Repeat each entry as written and leave the images out of the copy.

Stored data
-- -- --

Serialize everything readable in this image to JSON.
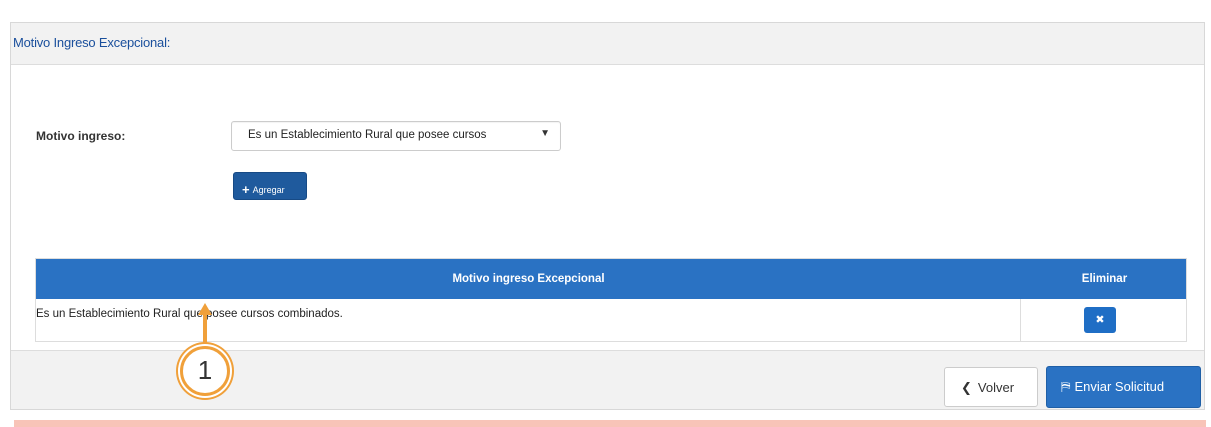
{
  "panel": {
    "title": "Motivo Ingreso Excepcional:"
  },
  "form": {
    "motivo_label": "Motivo ingreso:",
    "motivo_select_value": "Es un Establecimiento Rural que posee cursos",
    "add_button_label": "Agregar"
  },
  "table": {
    "columns": [
      "Motivo ingreso Excepcional",
      "Eliminar"
    ],
    "rows": [
      {
        "motivo": "Es un Establecimiento Rural que posee cursos combinados."
      }
    ]
  },
  "annotation": {
    "number": "1"
  },
  "footer": {
    "back_label": "Volver",
    "submit_label": "Enviar Solicitud"
  },
  "icons": {
    "add": "plus-icon",
    "delete": "close-icon",
    "back": "chevron-left-icon",
    "submit": "send-icon",
    "select": "caret-down-icon"
  },
  "colors": {
    "primary": "#2a72c3",
    "dark_primary": "#1f5a9d",
    "title_text": "#1a4f9c",
    "annotation": "#f0a03a",
    "alert_bar": "#f8c4b8"
  }
}
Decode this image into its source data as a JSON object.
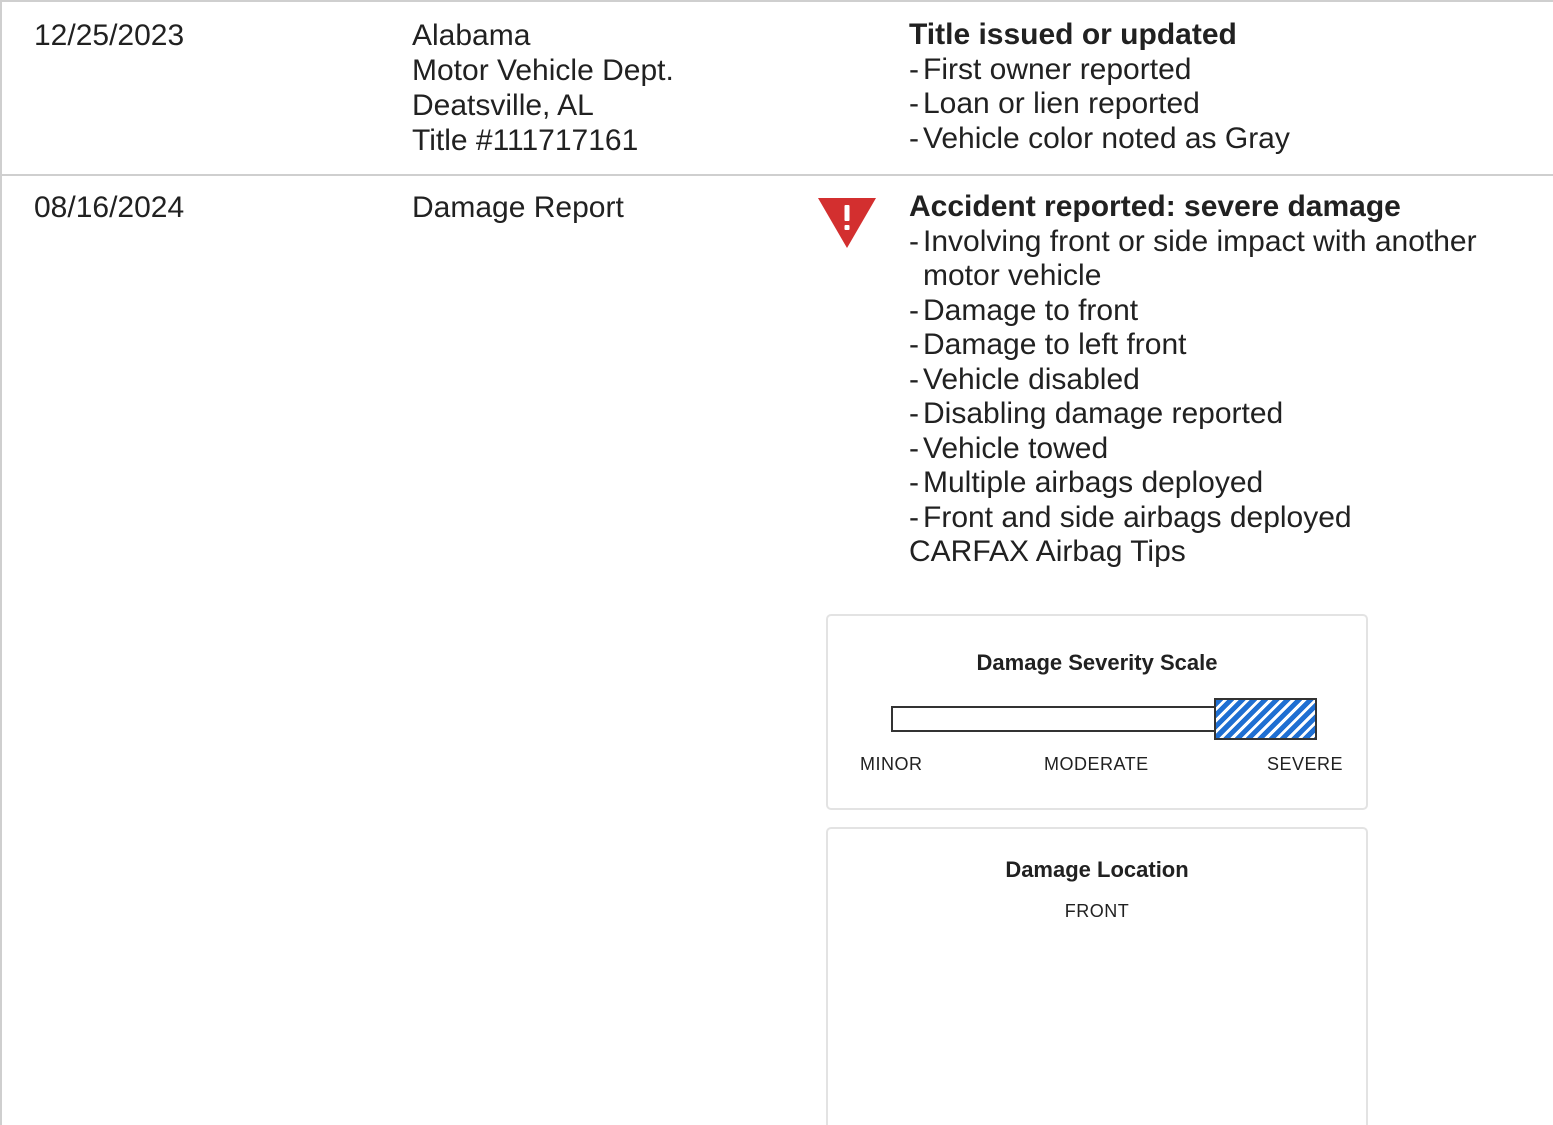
{
  "records": [
    {
      "date": "12/25/2023",
      "source": [
        "Alabama",
        "Motor Vehicle Dept.",
        "Deatsville, AL",
        "Title #111717161"
      ],
      "heading": "Title issued or updated",
      "items": [
        "First owner reported",
        "Loan or lien reported",
        "Vehicle color noted as Gray"
      ]
    },
    {
      "date": "08/16/2024",
      "source": [
        "Damage Report"
      ],
      "alert_icon": "warning-triangle-icon",
      "heading": "Accident reported: severe damage",
      "items": [
        "Involving front or side impact with another motor vehicle",
        "Damage to front",
        "Damage to left front",
        "Vehicle disabled",
        "Disabling damage reported",
        "Vehicle towed",
        "Multiple airbags deployed",
        "Front and side airbags deployed"
      ],
      "link": "CARFAX Airbag Tips"
    }
  ],
  "severity_scale": {
    "title": "Damage Severity Scale",
    "labels": [
      "MINOR",
      "MODERATE",
      "SEVERE"
    ],
    "level": "SEVERE",
    "fill_start_fraction": 0.765,
    "fill_end_fraction": 1.0
  },
  "damage_location": {
    "title": "Damage Location",
    "value": "FRONT"
  },
  "colors": {
    "alert": "#d32f2f",
    "severity_fill": "#1f6fd2",
    "divider": "#cfcfcf"
  }
}
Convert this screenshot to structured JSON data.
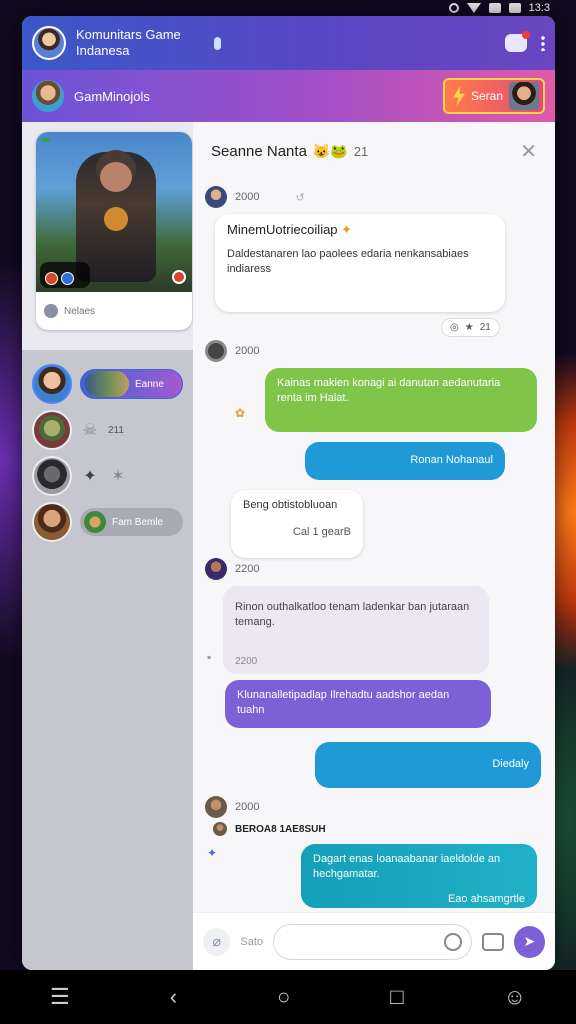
{
  "status": {
    "time": "13:3"
  },
  "header": {
    "title": "Komunitars Game Indanesa"
  },
  "subbar": {
    "name": "GamMinojols",
    "join_label": "Seran"
  },
  "sidebar": {
    "game_badge": "",
    "card_label": "Nelaes",
    "active_user_label": "Eanne",
    "user2_count": "211",
    "user4_label": "Fam Bemle"
  },
  "chat": {
    "title": "Seanne Nanta",
    "title_emoji": "😺🐸",
    "count": "21",
    "messages": [
      {
        "time": "2000"
      },
      {
        "title": "MinemUotriecoiliap",
        "text": "Daldestanaren lao paolees edaria nenkansabiaes indiaress",
        "reaction": "21"
      },
      {
        "time": "2000"
      },
      {
        "text": "Kainas makien konagi ai danutan aedanutaria renta im Halat."
      },
      {
        "text": "Ronan Nohanaul"
      },
      {
        "text": "Beng obtistobluoan",
        "sub": "Cal 1 gearB"
      },
      {
        "time": "2200"
      },
      {
        "text": "Rinon outhalkatloo tenam ladenkar ban jutaraan temang.",
        "time": "2200"
      },
      {
        "text": "Klunanalletipadlap Ilrehadtu aadshor aedan tuahn"
      },
      {
        "text": "Diedaly"
      },
      {
        "time": "2000",
        "name": "BEROA8 1AE8SUH"
      },
      {
        "text": "Dagart enas  Ioanaabanar iaeldolde an hechgamatar.",
        "sub": "Eao ahsamgrtle"
      }
    ]
  },
  "composer": {
    "label": "Sato",
    "placeholder": ""
  },
  "nav": {
    "menu": "☰",
    "back": "‹",
    "home": "○",
    "recents": "□",
    "assist": "☺"
  }
}
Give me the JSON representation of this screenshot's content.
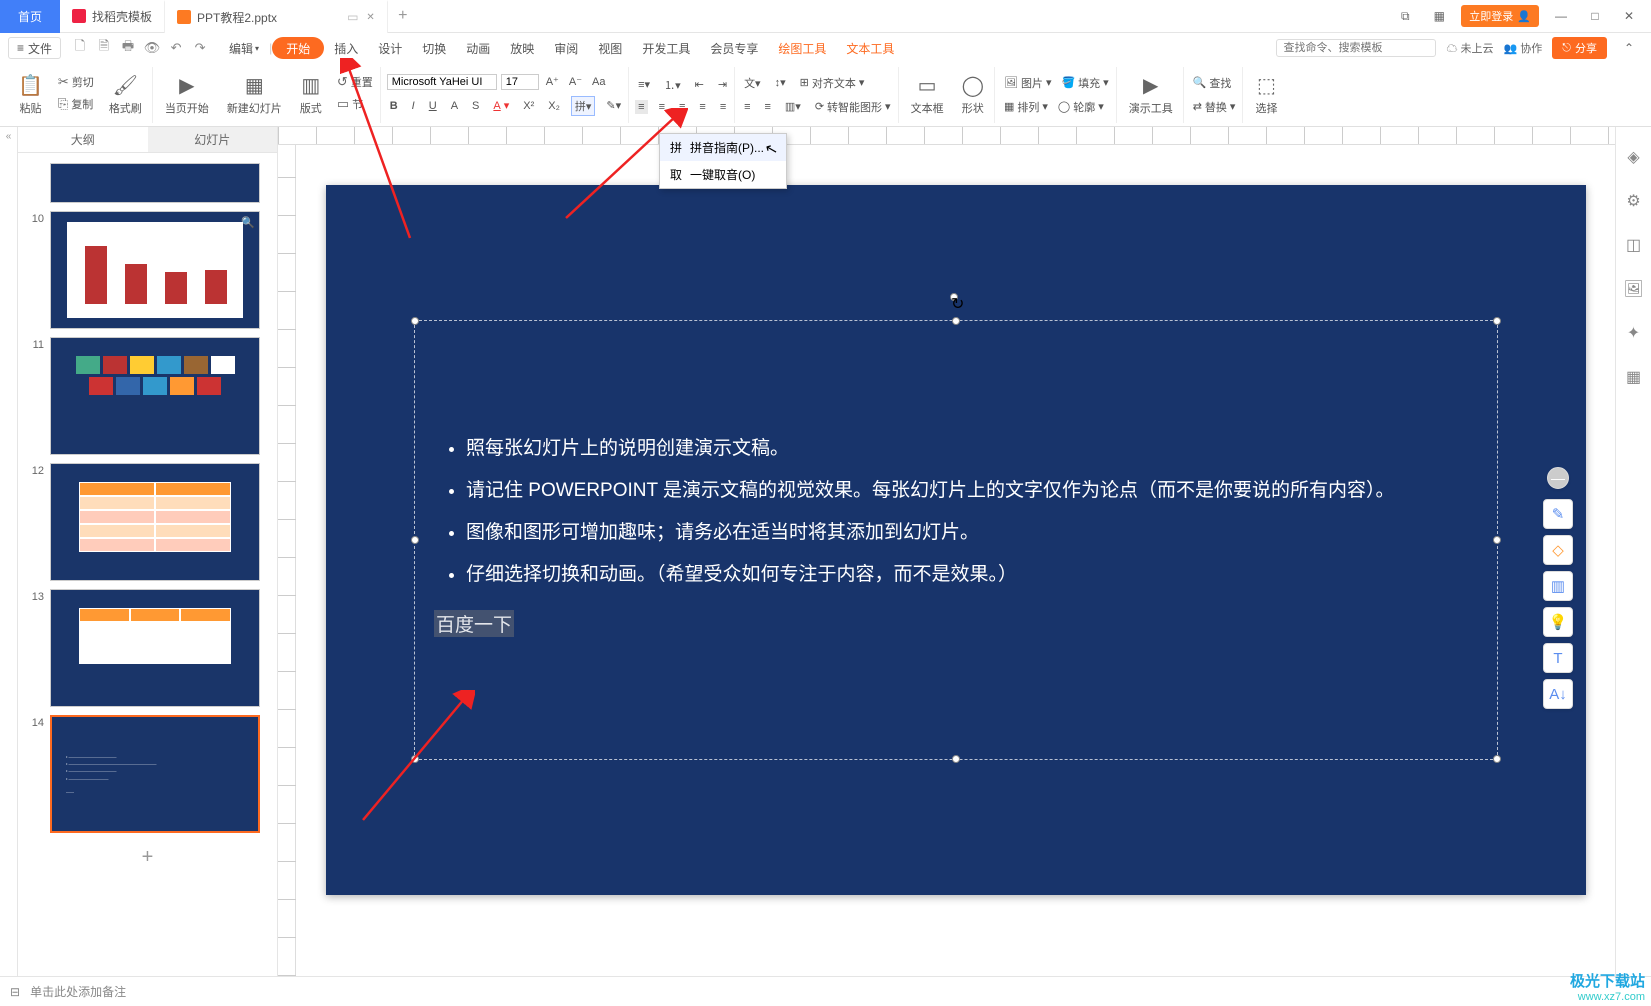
{
  "tabs": {
    "home": "首页",
    "template": "找稻壳模板",
    "doc": "PPT教程2.pptx"
  },
  "titleRight": {
    "login": "立即登录"
  },
  "menu": {
    "file": "文件",
    "edit": "编辑",
    "start": "开始",
    "insert": "插入",
    "design": "设计",
    "transition": "切换",
    "animation": "动画",
    "slideshow": "放映",
    "review": "审阅",
    "view": "视图",
    "dev": "开发工具",
    "member": "会员专享",
    "draw": "绘图工具",
    "text": "文本工具"
  },
  "menuRight": {
    "searchPH": "查找命令、搜索模板",
    "cloud": "未上云",
    "collab": "协作",
    "share": "分享"
  },
  "ribbon": {
    "paste": "粘贴",
    "cut": "剪切",
    "copy": "复制",
    "format": "格式刷",
    "fromCurrent": "当页开始",
    "newSlide": "新建幻灯片",
    "layout": "版式",
    "section": "节",
    "reset": "重置",
    "fontName": "Microsoft YaHei UI",
    "fontSize": "17",
    "alignText": "对齐文本",
    "zhuanZhi": "转智能图形",
    "textBox": "文本框",
    "shape": "形状",
    "picture": "图片",
    "arrange": "排列",
    "fill": "填充",
    "outline": "轮廓",
    "demoTools": "演示工具",
    "find": "查找",
    "replace": "替换",
    "select": "选择"
  },
  "dropdown": {
    "pinyin": "拼音指南(P)...",
    "quyin": "一键取音(O)"
  },
  "panel": {
    "outline": "大纲",
    "slides": "幻灯片"
  },
  "thumbNums": [
    "10",
    "11",
    "12",
    "13",
    "14"
  ],
  "slide": {
    "b1": "照每张幻灯片上的说明创建演示文稿。",
    "b2": "请记住 POWERPOINT 是演示文稿的视觉效果。每张幻灯片上的文字仅作为论点（而不是你要说的所有内容）。",
    "b3": "图像和图形可增加趣味；请务必在适当时将其添加到幻灯片。",
    "b4": "仔细选择切换和动画。（希望受众如何专注于内容，而不是效果。）",
    "sel": "百度一下"
  },
  "status": {
    "notes": "单击此处添加备注"
  },
  "watermark": {
    "l1": "极光下载站",
    "l2": "www.xz7.com"
  }
}
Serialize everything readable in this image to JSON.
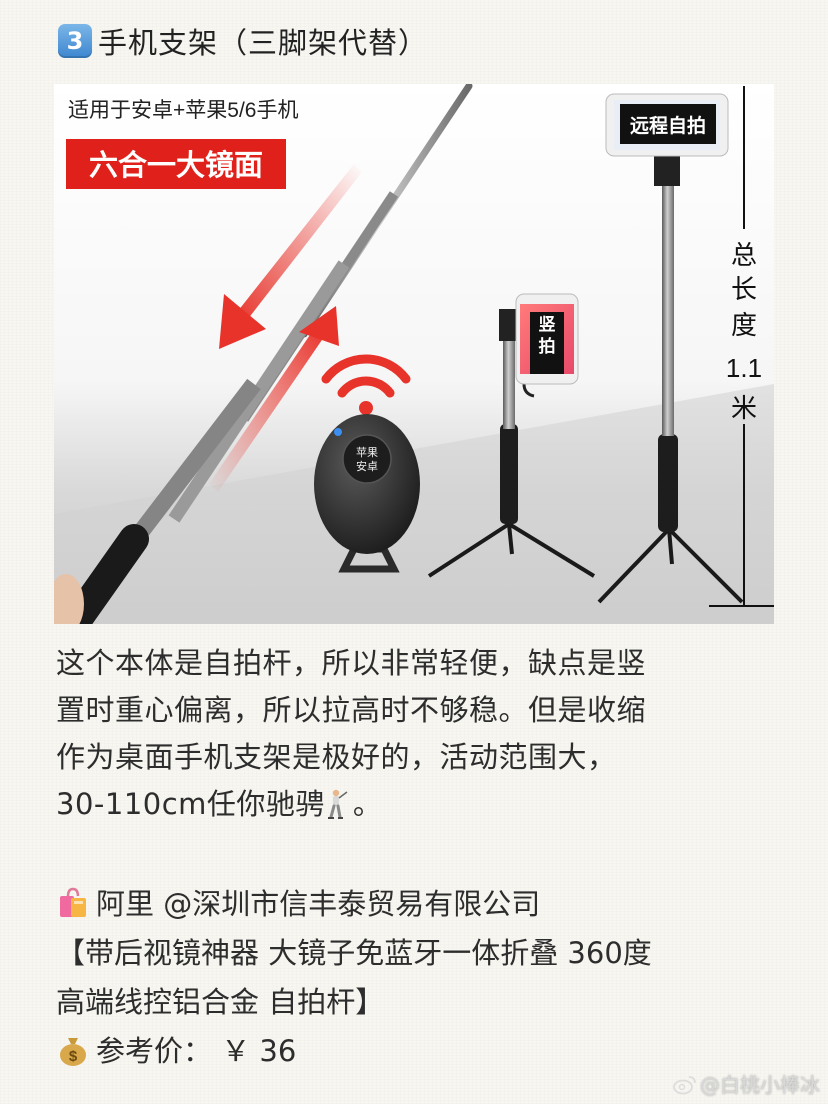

-- -- --

◆ Exercise answer:
Serialize everything readable in this image to JSON.
{
  "panel": {
    "title": "Motivo Ingreso Excepcional:"
  },
  "form": {
    "motivo_label": "Motivo ingreso:",
    "motivo_select_value": "Es un Establecimiento Rural que posee cursos",
    "add_button_label": "Agregar"
  },
  "table": {
    "columns": [
      "Motivo ingreso Excepcional",
      "Eliminar"
    ],
    "rows": [
      {
        "motivo": "Es un Establecimiento Rural que posee cursos combinados."
      }
    ]
  },
  "annotation": {
    "number": "1"
  },
  "footer": {
    "back_label": "Volver",
    "submit_label": "Enviar Solicitud"
  },
  "icons": {
    "add": "plus-icon",
    "delete": "close-icon",
    "back": "chevron-left-icon",
    "submit": "send-icon",
    "select": "caret-down-icon"
  },
  "colors": {
    "primary": "#2a72c3",
    "dark_primary": "#1f5a9d",
    "title_text": "#1a4f9c",
    "annotation": "#f0a03a",
    "alert_bar": "#f8c4b8"
  }
}
Decode this image into its source data as a JSON object.
{
  "records": [
    {
      "date": "12/25/2023",
      "source": [
        "Alabama",
        "Motor Vehicle Dept.",
        "Deatsville, AL",
        "Title #111717161"
      ],
      "heading": "Title issued or updated",
      "items": [
        "First owner reported",
        "Loan or lien reported",
        "Vehicle color noted as Gray"
      ]
    },
    {
      "date": "08/16/2024",
      "source": [
        "Damage Report"
      ],
      "alert_icon": "warning-triangle-icon",
      "heading": "Accident reported: severe damage",
      "items": [
        "Involving front or side impact with another motor vehicle",
        "Damage to front",
        "Damage to left front",
        "Vehicle disabled",
        "Disabling damage reported",
        "Vehicle towed",
        "Multiple airbags deployed",
        "Front and side airbags deployed"
      ],
      "link": "CARFAX Airbag Tips"
    }
  ],
  "severity_scale": {
    "title": "Damage Severity Scale",
    "labels": [
      "MINOR",
      "MODERATE",
      "SEVERE"
    ],
    "level": "SEVERE",
    "fill_start_fraction": 0.765,
    "fill_end_fraction": 1.0
  },
  "damage_location": {
    "title": "Damage Location",
    "value": "FRONT"
  },
  "colors": {
    "alert": "#d32f2f",
    "severity_fill": "#1f6fd2",
    "divider": "#cfcfcf"
  }
}
Convert this screenshot to structured JSON data.
{
  "status": {
    "time": "13:3"
  },
  "header": {
    "title": "Komunitars Game Indanesa"
  },
  "subbar": {
    "name": "GamMinojols",
    "join_label": "Seran"
  },
  "sidebar": {
    "game_badge": "",
    "card_label": "Nelaes",
    "active_user_label": "Eanne",
    "user2_count": "211",
    "user4_label": "Fam Bemle"
  },
  "chat": {
    "title": "Seanne Nanta",
    "title_emoji": "😺🐸",
    "count": "21",
    "messages": [
      {
        "time": "2000"
      },
      {
        "title": "MinemUotriecoiliap",
        "text": "Daldestanaren lao paolees edaria nenkansabiaes indiaress",
        "reaction": "21"
      },
      {
        "time": "2000"
      },
      {
        "text": "Kainas makien konagi ai danutan aedanutaria renta im Halat."
      },
      {
        "text": "Ronan Nohanaul"
      },
      {
        "text": "Beng obtistobluoan",
        "sub": "Cal 1 gearB"
      },
      {
        "time": "2200"
      },
      {
        "text": "Rinon outhalkatloo tenam ladenkar ban jutaraan temang.",
        "time": "2200"
      },
      {
        "text": "Klunanalletipadlap Ilrehadtu aadshor aedan tuahn"
      },
      {
        "text": "Diedaly"
      },
      {
        "time": "2000",
        "name": "BEROA8 1AE8SUH"
      },
      {
        "text": "Dagart enas  Ioanaabanar iaeldolde an hechgamatar.",
        "sub": "Eao ahsamgrtle"
      }
    ]
  },
  "composer": {
    "label": "Sato",
    "placeholder": ""
  },
  "nav": {
    "menu": "☰",
    "back": "‹",
    "home": "○",
    "recents": "□",
    "assist": "☺"
  }
}
Give me the JSON representation of this screenshot's content.
{
  "tabs": {
    "home": "首页",
    "template": "找稻壳模板",
    "doc": "PPT教程2.pptx"
  },
  "titleRight": {
    "login": "立即登录"
  },
  "menu": {
    "file": "文件",
    "edit": "编辑",
    "start": "开始",
    "insert": "插入",
    "design": "设计",
    "transition": "切换",
    "animation": "动画",
    "slideshow": "放映",
    "review": "审阅",
    "view": "视图",
    "dev": "开发工具",
    "member": "会员专享",
    "draw": "绘图工具",
    "text": "文本工具"
  },
  "menuRight": {
    "searchPH": "查找命令、搜索模板",
    "cloud": "未上云",
    "collab": "协作",
    "share": "分享"
  },
  "ribbon": {
    "paste": "粘贴",
    "cut": "剪切",
    "copy": "复制",
    "format": "格式刷",
    "fromCurrent": "当页开始",
    "newSlide": "新建幻灯片",
    "layout": "版式",
    "section": "节",
    "reset": "重置",
    "fontName": "Microsoft YaHei UI",
    "fontSize": "17",
    "alignText": "对齐文本",
    "zhuanZhi": "转智能图形",
    "textBox": "文本框",
    "shape": "形状",
    "picture": "图片",
    "arrange": "排列",
    "fill": "填充",
    "outline": "轮廓",
    "demoTools": "演示工具",
    "find": "查找",
    "replace": "替换",
    "select": "选择"
  },
  "dropdown": {
    "pinyin": "拼音指南(P)...",
    "quyin": "一键取音(O)"
  },
  "panel": {
    "outline": "大纲",
    "slides": "幻灯片"
  },
  "thumbNums": [
    "10",
    "11",
    "12",
    "13",
    "14"
  ],
  "slide": {
    "b1": "照每张幻灯片上的说明创建演示文稿。",
    "b2": "请记住 POWERPOINT 是演示文稿的视觉效果。每张幻灯片上的文字仅作为论点（而不是你要说的所有内容）。",
    "b3": "图像和图形可增加趣味；请务必在适当时将其添加到幻灯片。",
    "b4": "仔细选择切换和动画。（希望受众如何专注于内容，而不是效果。）",
    "sel": "百度一下"
  },
  "status": {
    "notes": "单击此处添加备注"
  },
  "watermark": {
    "l1": "极光下载站",
    "l2": "www.xz7.com"
  }
}
Serialize everything readable in this image to JSON.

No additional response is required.